= Problems and tasks =
1 > According to the article on the planned Mercedes-AMG super SUV, which company, acquired by Mercedes three years ago, makes the axial flux motors used in the Ferrari 296 GTB and McLaren Artura?
2 > Reproduce the part of the article on the planned Mercedes-AMG super SUV from "Does the world" up to and including "absolutely surprise you.".

= Passage shown =

......

The comparison to BMW's controversial M car is warranted because, as Autocar reports, this unnamed SUV won't be based on an existing Mercedes-Benz model, like all of the sub-brand's hot SUVs have been to date. It will be entirely its own thing, with dimensions comparable to the XM. The Bimmer crushes the scales at more than 6,000 pounds, so it's fortunate, then, that AMG is said to be targeting 1,000 brake horsepower (986 hp) to ensure it moves like it weighs a whole lot less.

Mercedes-AMG GLE 53 4MATIC+ Coupe, at left, and GLE 63 S 4MATIC+ SUV. Mercedes-Benz

Key to that power delivery will be axial flux electric motors, like those on mild-hybrid supercars like the Ferrari 296 GTB and McLaren Artura. Both employ motors from a company called YASA, a pioneer in commercializing the technology, and wouldn't you know YASA was acquired by Merc three years ago. In whatever sense the Silver Arrows super SUV uses them, you can be sure it'll be a cutting-edge implementation. Axial flux motors are especially power dense for their size—YASA says one of its 52-lb motors can churn up to 473 hp and 590 lb-ft of torque—and they'll further benefit from the 800-volt architecture built into the company's next-gen AMG.EA platform.

Toss in four-wheel steering and state-of-the-art torque vectoring, and it's quite obvious why Mercedes is said to believe in the project's potential. And here's my potentially controversial take—so do I, provided the final product matches the on-paper premise.

Does the world need another six-figure SUV that can dance on the track? Of course not, but whereas I might've rolled my eyes at such a proposition a few weeks ago, I recently sampled a BMW X5 M Competition for a week. I hesitate to give too much away because a review is coming, but listen—these huge people-movers and grocery-getters with huge power will absolutely surprise you.

You expect them to lumber and roll, to overwhelm them the moment you ask for more agility than they're primed to give. At least in the X5 M's case, it simply doesn't happen. They're legitimate supercars, and if I'm saying that about a "traditional" ICE vehicle like the twin-turbo V8-powered Bimmer, then I expect to be utterly baffled by whatever Merc ends up bringing to market, with instant torque and 60% more power.

So yeah, let's see what they've got. So long as the SUVs don't entirely replace sleeker two- and four-door options with their lower centers of gravity, I won't mind. The more AMGs, the merrier.

......

= Data segment =

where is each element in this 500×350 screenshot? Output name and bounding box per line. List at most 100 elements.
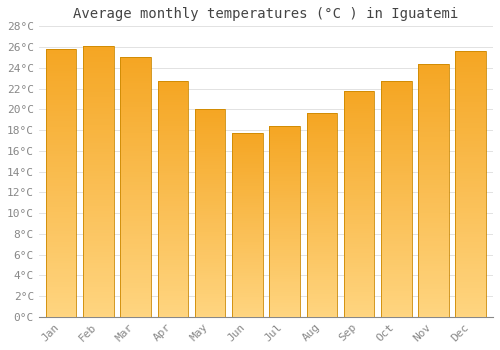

......

= Full solutions =
1 > YASA

2 >
Does the world need another six-figure SUV that can dance on the track? Of course not, but whereas I might've rolled my eyes at such a proposition a few weeks ago, I recently sampled a BMW X5 M Competition for a week. I hesitate to give too much away because a review is coming, but listen—these huge people-movers and grocery-getters with huge power will absolutely surprise you.